### [Task brief]
In the data below, locate each line with the word "witnesses" and list it.

(Extracted data entries)
-- BEGIN --
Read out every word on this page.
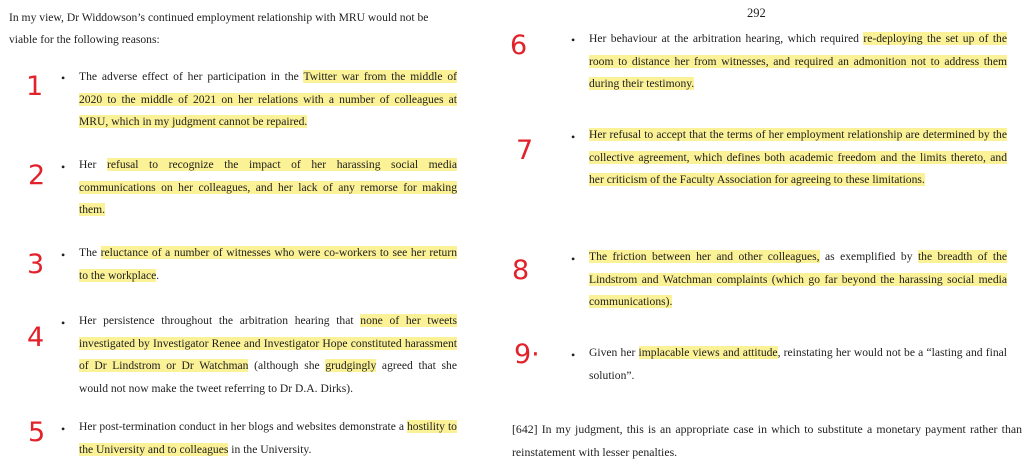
In my view, Dr Widdowson’s continued employment relationship with MRU would not be viable for the following reasons:
1 • The adverse effect of her participation in the Twitter war from the middle of 2020 to the middle of 2021 on her relations with a number of colleagues at MRU, which in my judgment cannot be repaired.
2 • Her refusal to recognize the impact of her harassing social media communications on her colleagues, and her lack of any remorse for making them.
3 • The reluctance of a number of witnesses who were co-workers to see her return to the workplace.
4 • Her persistence throughout the arbitration hearing that none of her tweets investigated by Investigator Renee and Investigator Hope constituted harassment of Dr Lindstrom or Dr Watchman (although she grudgingly agreed that she would not now make the tweet referring to Dr D.A. Dirks).
5 • Her post-termination conduct in her blogs and websites demonstrate a hostility to the University and to colleagues in the University.
292
6	• Her behaviour at the arbitration hearing, which required re-deploying the set up of the room to distance her from witnesses, and required an admonition not to address them during their testimony.
7	• Her refusal to accept that the terms of her employment relationship are determined by the collective agreement, which defines both academic freedom and the limits thereto, and her criticism of the Faculty Association for agreeing to these limitations.
8	• The friction between her and other colleagues, as exemplified by the breadth of the Lindstrom and Watchman complaints (which go far beyond the harassing social media communications).
9·	• Given her implacable views and attitude, reinstating her would not be a “lasting and final solution”.
[642] In my judgment, this is an appropriate case in which to substitute a monetary payment rather than reinstatement with lesser penalties.
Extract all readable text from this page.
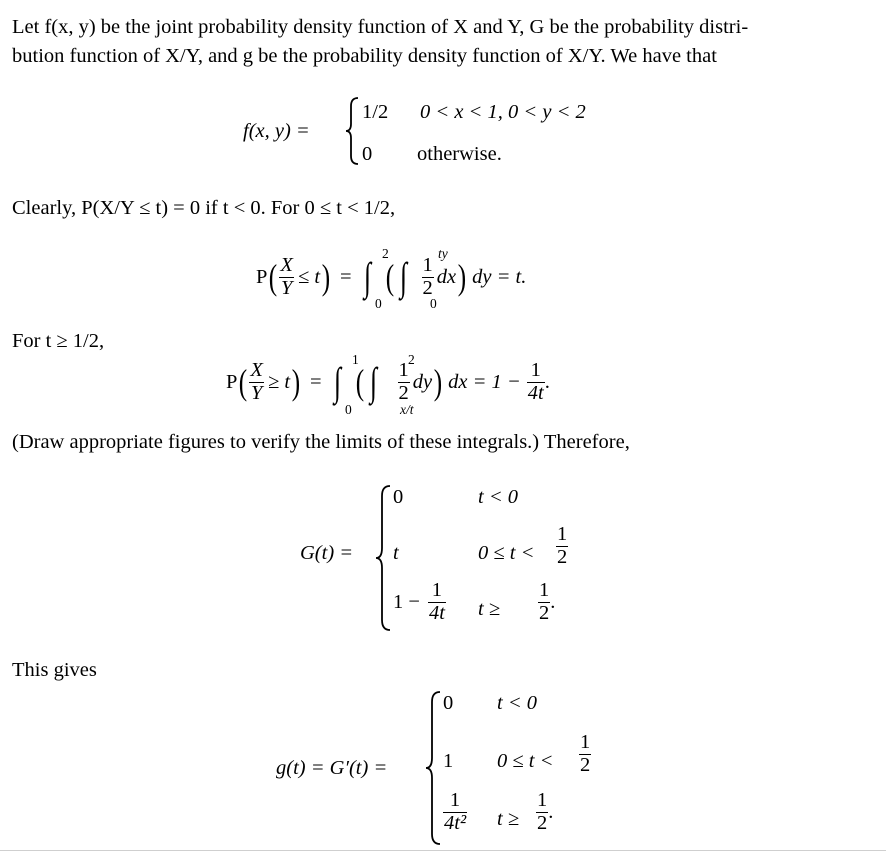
Let f(x, y) be the joint probability density function of X and Y, G be the probability distri-
bution function of X/Y, and g be the probability density function of X/Y. We have that
f(x, y) =
1/2 0 < x < 1, 0 < y < 2
0 otherwise.
Clearly, P(X/Y ≤ t) = 0 if t < 0. For 0 ≤ t < 1/2,
P ( $\frac{X}{Y} \le t$ ) = ∫ ( ∫ $\frac{1}{2}$ dx ) dy = t.
2
0
ty
0
For t ≥ 1/2,
P ( $\frac{X}{Y} \ge t$ ) = ∫ ( ∫ $\frac{1}{2}$ dy ) dx = $1 - \frac{1}{4t}$ .
1
0
2
x/t
(Draw appropriate figures to verify the limits of these integrals.) Therefore,
G(t) =
0	t < 0
t	$0 \le t < \frac{1}{2}$
$1 - \frac{1}{4t}$ $t \ge \frac{1}{2}$ .
This gives
g(t) = G′(t) =
0 t < 0
1 $0 \le t < \frac{1}{2}$
$\frac{1}{\text{4t²}}$ $t \ge \frac{1}{2}$ .
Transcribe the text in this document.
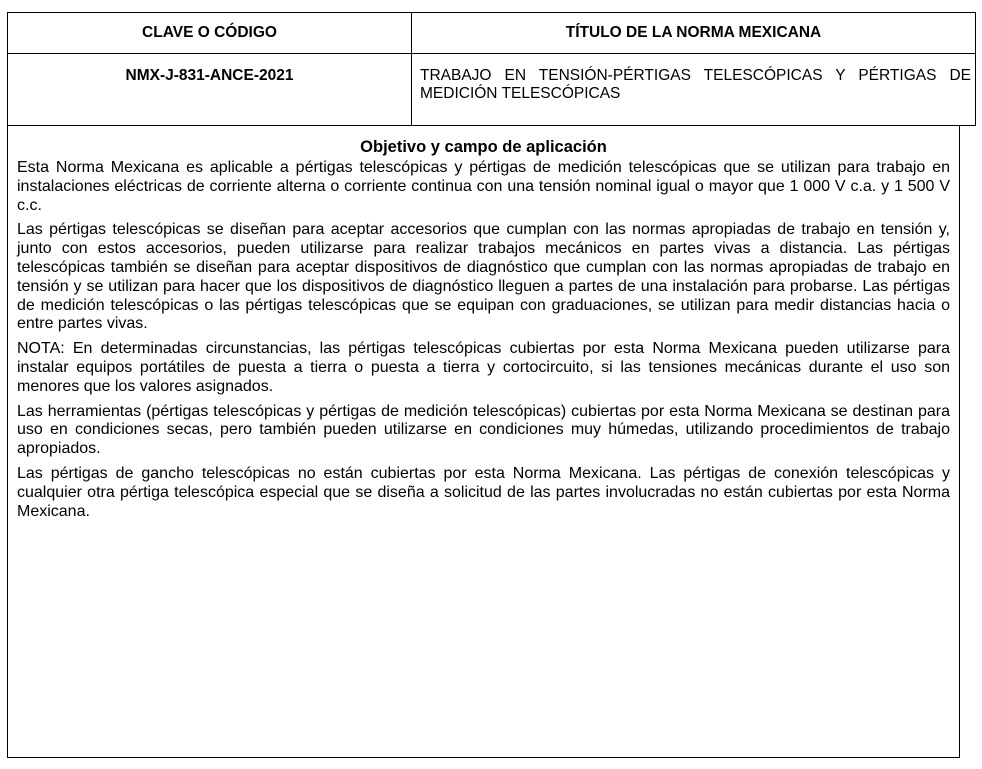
CLAVE O CÓDIGO	TÍTULO DE LA NORMA MEXICANA
NMX-J-831-ANCE-2021	TRABAJO EN TENSIÓN-PÉRTIGAS TELESCÓPICAS Y PÉRTIGAS DE MEDICIÓN TELESCÓPICAS
Objetivo y campo de aplicación

Esta Norma Mexicana es aplicable a pértigas telescópicas y pértigas de medición telescópicas que se utilizan para trabajo en instalaciones eléctricas de corriente alterna o corriente continua con una tensión nominal igual o mayor que 1 000 V c.a. y 1 500 V c.c.

Las pértigas telescópicas se diseñan para aceptar accesorios que cumplan con las normas apropiadas de trabajo en tensión y, junto con estos accesorios, pueden utilizarse para realizar trabajos mecánicos en partes vivas a distancia. Las pértigas telescópicas también se diseñan para aceptar dispositivos de diagnóstico que cumplan con las normas apropiadas de trabajo en tensión y se utilizan para hacer que los dispositivos de diagnóstico lleguen a partes de una instalación para probarse. Las pértigas de medición telescópicas o las pértigas telescópicas que se equipan con graduaciones, se utilizan para medir distancias hacia o entre partes vivas.

NOTA: En determinadas circunstancias, las pértigas telescópicas cubiertas por esta Norma Mexicana pueden utilizarse para instalar equipos portátiles de puesta a tierra o puesta a tierra y cortocircuito, si las tensiones mecánicas durante el uso son menores que los valores asignados.

Las herramientas (pértigas telescópicas y pértigas de medición telescópicas) cubiertas por esta Norma Mexicana se destinan para uso en condiciones secas, pero también pueden utilizarse en condiciones muy húmedas, utilizando procedimientos de trabajo apropiados.

Las pértigas de gancho telescópicas no están cubiertas por esta Norma Mexicana. Las pértigas de conexión telescópicas y cualquier otra pértiga telescópica especial que se diseña a solicitud de las partes involucradas no están cubiertas por esta Norma Mexicana.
-- END --
### [Solution to this task]
3 • The reluctance of a number of witnesses who were co-workers to see her return to the workplace.
6	• Her behaviour at the arbitration hearing, which required re-deploying the set up of the room to distance her from witnesses, and required an admonition not to address them during their testimony.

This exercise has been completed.